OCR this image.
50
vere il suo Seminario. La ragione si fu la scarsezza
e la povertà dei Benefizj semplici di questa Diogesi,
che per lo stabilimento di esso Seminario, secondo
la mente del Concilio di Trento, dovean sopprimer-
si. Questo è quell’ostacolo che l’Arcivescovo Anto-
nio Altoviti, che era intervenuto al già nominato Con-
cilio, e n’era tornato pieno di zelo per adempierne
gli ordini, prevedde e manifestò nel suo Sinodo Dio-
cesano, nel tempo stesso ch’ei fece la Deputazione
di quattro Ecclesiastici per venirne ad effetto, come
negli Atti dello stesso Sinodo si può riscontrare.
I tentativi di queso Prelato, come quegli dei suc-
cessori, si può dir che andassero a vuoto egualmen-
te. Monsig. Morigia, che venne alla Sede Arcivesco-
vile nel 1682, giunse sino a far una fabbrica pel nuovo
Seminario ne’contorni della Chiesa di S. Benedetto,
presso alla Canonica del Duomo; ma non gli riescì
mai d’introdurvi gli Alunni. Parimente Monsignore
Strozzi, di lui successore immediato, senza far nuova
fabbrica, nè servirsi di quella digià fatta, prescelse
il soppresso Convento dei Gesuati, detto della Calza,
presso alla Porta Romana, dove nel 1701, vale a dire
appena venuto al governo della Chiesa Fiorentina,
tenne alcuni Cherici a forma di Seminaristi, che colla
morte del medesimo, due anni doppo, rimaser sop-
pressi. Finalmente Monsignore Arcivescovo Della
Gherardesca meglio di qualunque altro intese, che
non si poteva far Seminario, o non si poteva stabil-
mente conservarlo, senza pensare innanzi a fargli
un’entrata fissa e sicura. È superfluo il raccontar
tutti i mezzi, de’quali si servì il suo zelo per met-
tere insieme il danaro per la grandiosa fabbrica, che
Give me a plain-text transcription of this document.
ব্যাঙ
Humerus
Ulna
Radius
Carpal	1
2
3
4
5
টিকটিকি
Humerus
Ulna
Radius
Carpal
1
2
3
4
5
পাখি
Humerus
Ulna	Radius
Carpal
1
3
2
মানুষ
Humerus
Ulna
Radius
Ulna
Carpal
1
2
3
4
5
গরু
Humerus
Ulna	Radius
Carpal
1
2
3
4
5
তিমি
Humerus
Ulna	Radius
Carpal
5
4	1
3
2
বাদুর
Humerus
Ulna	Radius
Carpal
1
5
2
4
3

------------------------------------------------

#### Problem description
Return the listing above in its exact form.

#### The output
OCR this image.
50
vere il suo Seminario. La ragione si fu la scarsezza
e la povertà dei Benefizj semplici di questa Diogesi,
che per lo stabilimento di esso Seminario, secondo
la mente del Concilio di Trento, dovean sopprimer-
si. Questo è quell’ostacolo che l’Arcivescovo Anto-
nio Altoviti, che era intervenuto al già nominato Con-
cilio, e n’era tornato pieno di zelo per adempierne
gli ordini, prevedde e manifestò nel suo Sinodo Dio-
cesano, nel tempo stesso ch’ei fece la Deputazione
di quattro Ecclesiastici per venirne ad effetto, come
negli Atti dello stesso Sinodo si può riscontrare.
I tentativi di queso Prelato, come quegli dei suc-
cessori, si può dir che andassero a vuoto egualmen-
te. Monsig. Morigia, che venne alla Sede Arcivesco-
vile nel 1682, giunse sino a far una fabbrica pel nuovo
Seminario ne’contorni della Chiesa di S. Benedetto,
presso alla Canonica del Duomo; ma non gli riescì
mai d’introdurvi gli Alunni. Parimente Monsignore
Strozzi, di lui successore immediato, senza far nuova
fabbrica, nè servirsi di quella digià fatta, prescelse
il soppresso Convento dei Gesuati, detto della Calza,
presso alla Porta Romana, dove nel 1701, vale a dire
appena venuto al governo della Chiesa Fiorentina,
tenne alcuni Cherici a forma di Seminaristi, che colla
morte del medesimo, due anni doppo, rimaser sop-
pressi. Finalmente Monsignore Arcivescovo Della
Gherardesca meglio di qualunque altro intese, che
non si poteva far Seminario, o non si poteva stabil-
mente conservarlo, senza pensare innanzi a fargli
un’entrata fissa e sicura. È superfluo il raccontar
tutti i mezzi, de’quali si servì il suo zelo per met-
tere insieme il danaro per la grandiosa fabbrica, che
Give me a plain-text transcription of this document.
ব্যাঙ
Humerus
Ulna
Radius
Carpal	1
2
3
4
5
টিকটিকি
Humerus
Ulna
Radius
Carpal
1
2
3
4
5
পাখি
Humerus
Ulna	Radius
Carpal
1
3
2
মানুষ
Humerus
Ulna
Radius
Ulna
Carpal
1
2
3
4
5
গরু
Humerus
Ulna	Radius
Carpal
1
2
3
4
5
তিমি
Humerus
Ulna	Radius
Carpal
5
4	1
3
2
বাদুর
Humerus
Ulna	Radius
Carpal
1
5
2
4
3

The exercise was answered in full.